[Problem requirements] The entries below should be quoted exactly, with no pictures carried over.

--- start Input material ---

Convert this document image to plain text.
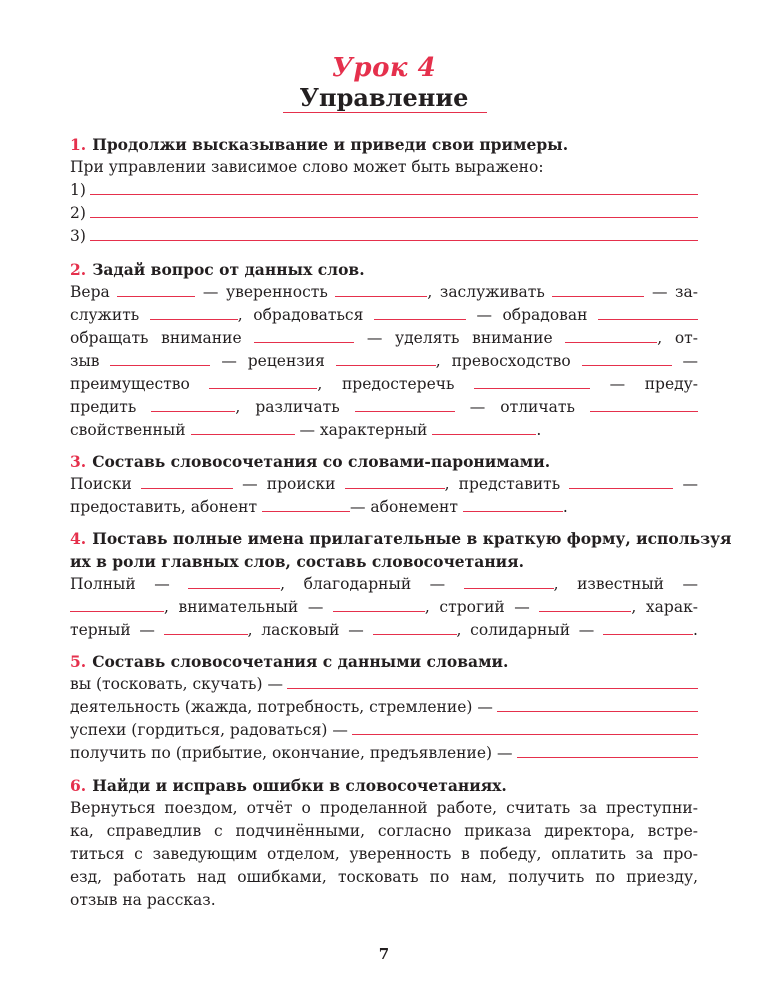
Урок 4
Управление
1. Продолжи высказывание и приведи свои примеры.
При управлении зависимое слово может быть выражено:
1)
2)
3)
2. Задай вопрос от данных слов.
Вера	— уверенность	, заслуживать	— за-
служить	, обрадоваться	— обрадован
обращать внимание	— уделять внимание	, от-
зыв	— рецензия	, превосходство	—
преимущество	, предостеречь	— преду-
предить	, различать	— отличать
свойственный	— характерный	.
3. Составь словосочетания со словами-паронимами.
Поиски	— происки	, представить	—
предоставить, абонент	— абонемент	.
4. Поставь полные имена прилагательные в краткую форму, используя
их в роли главных слов, составь словосочетания.
Полный —	, благодарный —	, известный —
, внимательный —	, строгий —	, харак-
терный —	, ласковый —	, солидарный —	.
5. Составь словосочетания с данными словами.
вы (тосковать, скучать) —
деятельность (жажда, потребность, стремление) —
успехи (гордиться, радоваться) —
получить по (прибытие, окончание, предъявление) —
6. Найди и исправь ошибки в словосочетаниях.
Вернуться поездом, отчёт о проделанной работе, считать за преступни-
ка, справедлив с подчинёнными, согласно приказа директора, встре-
титься с заведующим отделом, уверенность в победу, оплатить за про-
езд, работать над ошибками, тосковать по нам, получить по приезду,
отзыв на рассказ.
7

--- end Input material ---

[Result of the exercise]
Convert this document image to plain text.
Урок 4
Управление
1. Продолжи высказывание и приведи свои примеры.
При управлении зависимое слово может быть выражено:
1)
2)
3)
2. Задай вопрос от данных слов.
Вера	— уверенность	, заслуживать	— за-
служить	, обрадоваться	— обрадован
обращать внимание	— уделять внимание	, от-
зыв	— рецензия	, превосходство	—
преимущество	, предостеречь	— преду-
предить	, различать	— отличать
свойственный	— характерный	.
3. Составь словосочетания со словами-паронимами.
Поиски	— происки	, представить	—
предоставить, абонент	— абонемент	.
4. Поставь полные имена прилагательные в краткую форму, используя
их в роли главных слов, составь словосочетания.
Полный —	, благодарный —	, известный —
, внимательный —	, строгий —	, харак-
терный —	, ласковый —	, солидарный —	.
5. Составь словосочетания с данными словами.
вы (тосковать, скучать) —
деятельность (жажда, потребность, стремление) —
успехи (гордиться, радоваться) —
получить по (прибытие, окончание, предъявление) —
6. Найди и исправь ошибки в словосочетаниях.
Вернуться поездом, отчёт о проделанной работе, считать за преступни-
ка, справедлив с подчинёнными, согласно приказа директора, встре-
титься с заведующим отделом, уверенность в победу, оплатить за про-
езд, работать над ошибками, тосковать по нам, получить по приезду,
отзыв на рассказ.
7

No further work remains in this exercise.